◆ **Given request**
What number of lines in the material contain the word "ylabel"? Give that number alone.

== Material supplied ==

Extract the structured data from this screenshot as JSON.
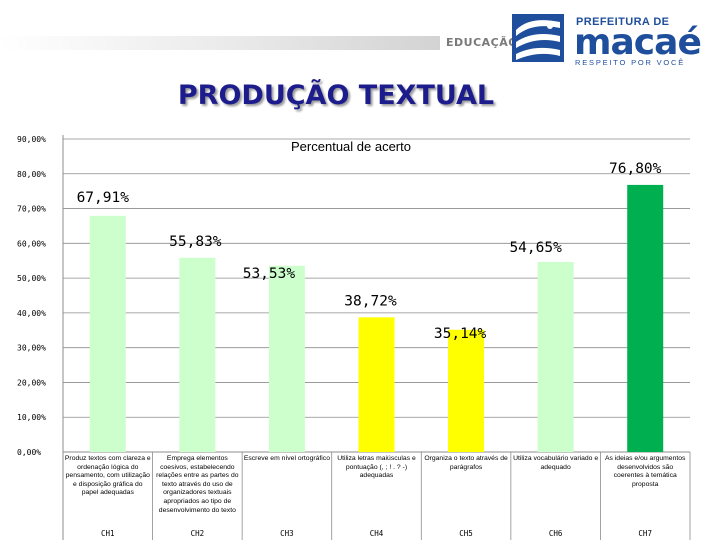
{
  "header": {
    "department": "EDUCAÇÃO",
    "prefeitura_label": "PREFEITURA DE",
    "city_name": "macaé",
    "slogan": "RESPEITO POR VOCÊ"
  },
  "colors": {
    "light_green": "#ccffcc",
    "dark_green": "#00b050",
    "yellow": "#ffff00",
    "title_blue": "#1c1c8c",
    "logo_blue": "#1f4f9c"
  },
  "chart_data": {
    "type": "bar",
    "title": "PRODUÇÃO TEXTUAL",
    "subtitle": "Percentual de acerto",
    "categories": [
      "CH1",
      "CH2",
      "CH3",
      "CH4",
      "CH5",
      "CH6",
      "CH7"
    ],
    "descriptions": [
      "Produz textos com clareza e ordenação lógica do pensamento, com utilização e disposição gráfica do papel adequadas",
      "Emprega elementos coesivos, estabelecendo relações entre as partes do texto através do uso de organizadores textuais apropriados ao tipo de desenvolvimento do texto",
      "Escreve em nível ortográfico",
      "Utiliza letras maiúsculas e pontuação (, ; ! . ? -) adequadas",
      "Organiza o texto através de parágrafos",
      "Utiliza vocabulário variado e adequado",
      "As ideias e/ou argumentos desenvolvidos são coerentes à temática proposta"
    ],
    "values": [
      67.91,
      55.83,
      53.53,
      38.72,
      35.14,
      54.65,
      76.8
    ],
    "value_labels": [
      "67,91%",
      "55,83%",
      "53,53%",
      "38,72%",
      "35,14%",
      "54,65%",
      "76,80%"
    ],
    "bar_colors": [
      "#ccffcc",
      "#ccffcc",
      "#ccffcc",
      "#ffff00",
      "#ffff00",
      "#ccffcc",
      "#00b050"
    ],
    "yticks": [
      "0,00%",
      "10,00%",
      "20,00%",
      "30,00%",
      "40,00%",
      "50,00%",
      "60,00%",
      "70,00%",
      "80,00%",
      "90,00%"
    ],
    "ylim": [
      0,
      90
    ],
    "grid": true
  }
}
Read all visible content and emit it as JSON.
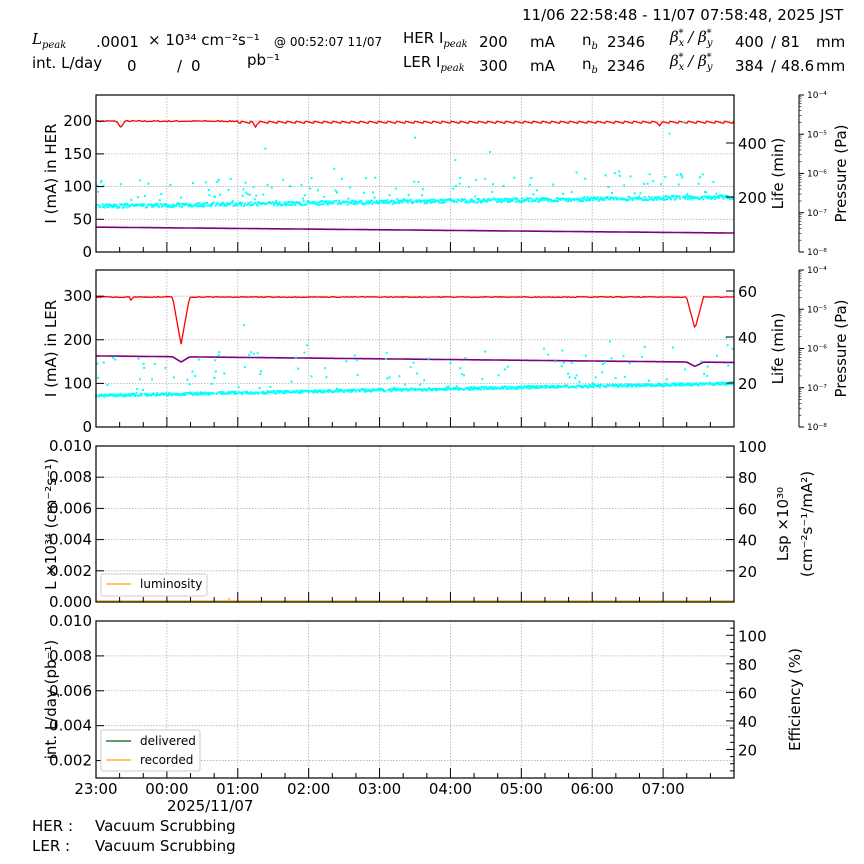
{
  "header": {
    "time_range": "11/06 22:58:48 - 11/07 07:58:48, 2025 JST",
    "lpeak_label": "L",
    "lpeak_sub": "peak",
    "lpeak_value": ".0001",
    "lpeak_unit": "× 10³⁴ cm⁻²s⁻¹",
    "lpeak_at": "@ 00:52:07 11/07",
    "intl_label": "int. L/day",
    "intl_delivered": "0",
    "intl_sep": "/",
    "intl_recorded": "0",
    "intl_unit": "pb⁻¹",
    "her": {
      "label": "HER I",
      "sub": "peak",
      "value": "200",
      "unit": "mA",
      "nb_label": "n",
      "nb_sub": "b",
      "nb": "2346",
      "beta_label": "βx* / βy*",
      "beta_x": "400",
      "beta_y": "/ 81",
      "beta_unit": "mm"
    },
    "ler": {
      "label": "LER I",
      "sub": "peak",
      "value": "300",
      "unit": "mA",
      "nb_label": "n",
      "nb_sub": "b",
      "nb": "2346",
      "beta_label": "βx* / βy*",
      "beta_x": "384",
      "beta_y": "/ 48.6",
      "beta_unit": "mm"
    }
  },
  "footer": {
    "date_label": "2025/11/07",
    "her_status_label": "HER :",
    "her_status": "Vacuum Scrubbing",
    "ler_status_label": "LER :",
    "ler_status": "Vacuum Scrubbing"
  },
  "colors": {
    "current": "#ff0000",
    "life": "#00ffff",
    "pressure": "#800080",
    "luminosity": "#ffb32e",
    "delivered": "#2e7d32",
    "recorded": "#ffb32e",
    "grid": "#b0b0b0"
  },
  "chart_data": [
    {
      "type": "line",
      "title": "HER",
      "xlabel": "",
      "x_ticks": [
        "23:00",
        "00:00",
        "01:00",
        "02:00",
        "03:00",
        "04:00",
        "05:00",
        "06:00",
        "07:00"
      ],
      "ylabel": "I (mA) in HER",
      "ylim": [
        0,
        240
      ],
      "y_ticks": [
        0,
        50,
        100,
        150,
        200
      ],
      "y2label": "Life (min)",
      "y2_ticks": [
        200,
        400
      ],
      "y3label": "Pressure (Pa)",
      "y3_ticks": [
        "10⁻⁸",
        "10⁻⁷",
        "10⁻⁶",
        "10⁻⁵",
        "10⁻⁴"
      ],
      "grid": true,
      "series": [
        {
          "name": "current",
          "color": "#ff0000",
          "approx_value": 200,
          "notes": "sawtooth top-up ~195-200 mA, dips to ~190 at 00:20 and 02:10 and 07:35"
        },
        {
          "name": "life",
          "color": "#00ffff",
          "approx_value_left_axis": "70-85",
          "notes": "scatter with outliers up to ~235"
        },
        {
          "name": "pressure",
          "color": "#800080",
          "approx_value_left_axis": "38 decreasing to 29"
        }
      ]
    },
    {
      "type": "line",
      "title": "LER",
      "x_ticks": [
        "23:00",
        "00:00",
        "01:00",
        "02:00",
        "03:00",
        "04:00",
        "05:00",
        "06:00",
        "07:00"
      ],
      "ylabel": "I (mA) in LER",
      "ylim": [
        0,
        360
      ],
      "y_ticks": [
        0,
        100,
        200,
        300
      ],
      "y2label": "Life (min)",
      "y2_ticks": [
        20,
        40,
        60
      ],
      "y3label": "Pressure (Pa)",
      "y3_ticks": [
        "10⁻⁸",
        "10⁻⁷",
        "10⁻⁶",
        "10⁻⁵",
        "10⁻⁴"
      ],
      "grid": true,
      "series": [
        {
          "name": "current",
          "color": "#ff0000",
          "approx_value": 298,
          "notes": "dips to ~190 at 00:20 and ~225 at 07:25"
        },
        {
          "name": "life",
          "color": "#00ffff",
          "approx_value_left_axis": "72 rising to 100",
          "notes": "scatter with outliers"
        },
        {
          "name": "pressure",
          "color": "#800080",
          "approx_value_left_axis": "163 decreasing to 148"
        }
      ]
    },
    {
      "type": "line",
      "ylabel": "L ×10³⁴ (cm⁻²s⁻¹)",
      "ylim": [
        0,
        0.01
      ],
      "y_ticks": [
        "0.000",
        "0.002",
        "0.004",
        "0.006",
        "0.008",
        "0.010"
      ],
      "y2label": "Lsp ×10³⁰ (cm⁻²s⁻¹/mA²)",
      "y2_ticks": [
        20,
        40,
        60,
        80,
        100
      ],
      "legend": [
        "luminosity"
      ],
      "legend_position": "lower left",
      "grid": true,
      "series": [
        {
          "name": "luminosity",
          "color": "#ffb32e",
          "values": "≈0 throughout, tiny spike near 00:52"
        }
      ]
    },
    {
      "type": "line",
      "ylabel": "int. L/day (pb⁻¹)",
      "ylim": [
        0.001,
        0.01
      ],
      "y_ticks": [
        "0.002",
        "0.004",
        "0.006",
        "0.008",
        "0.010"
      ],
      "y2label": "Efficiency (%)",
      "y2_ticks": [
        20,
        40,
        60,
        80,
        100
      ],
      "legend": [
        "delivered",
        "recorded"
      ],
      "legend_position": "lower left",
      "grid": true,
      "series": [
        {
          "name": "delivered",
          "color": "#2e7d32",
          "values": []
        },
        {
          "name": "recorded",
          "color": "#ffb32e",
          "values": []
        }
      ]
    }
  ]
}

===

◆ **Full output**
4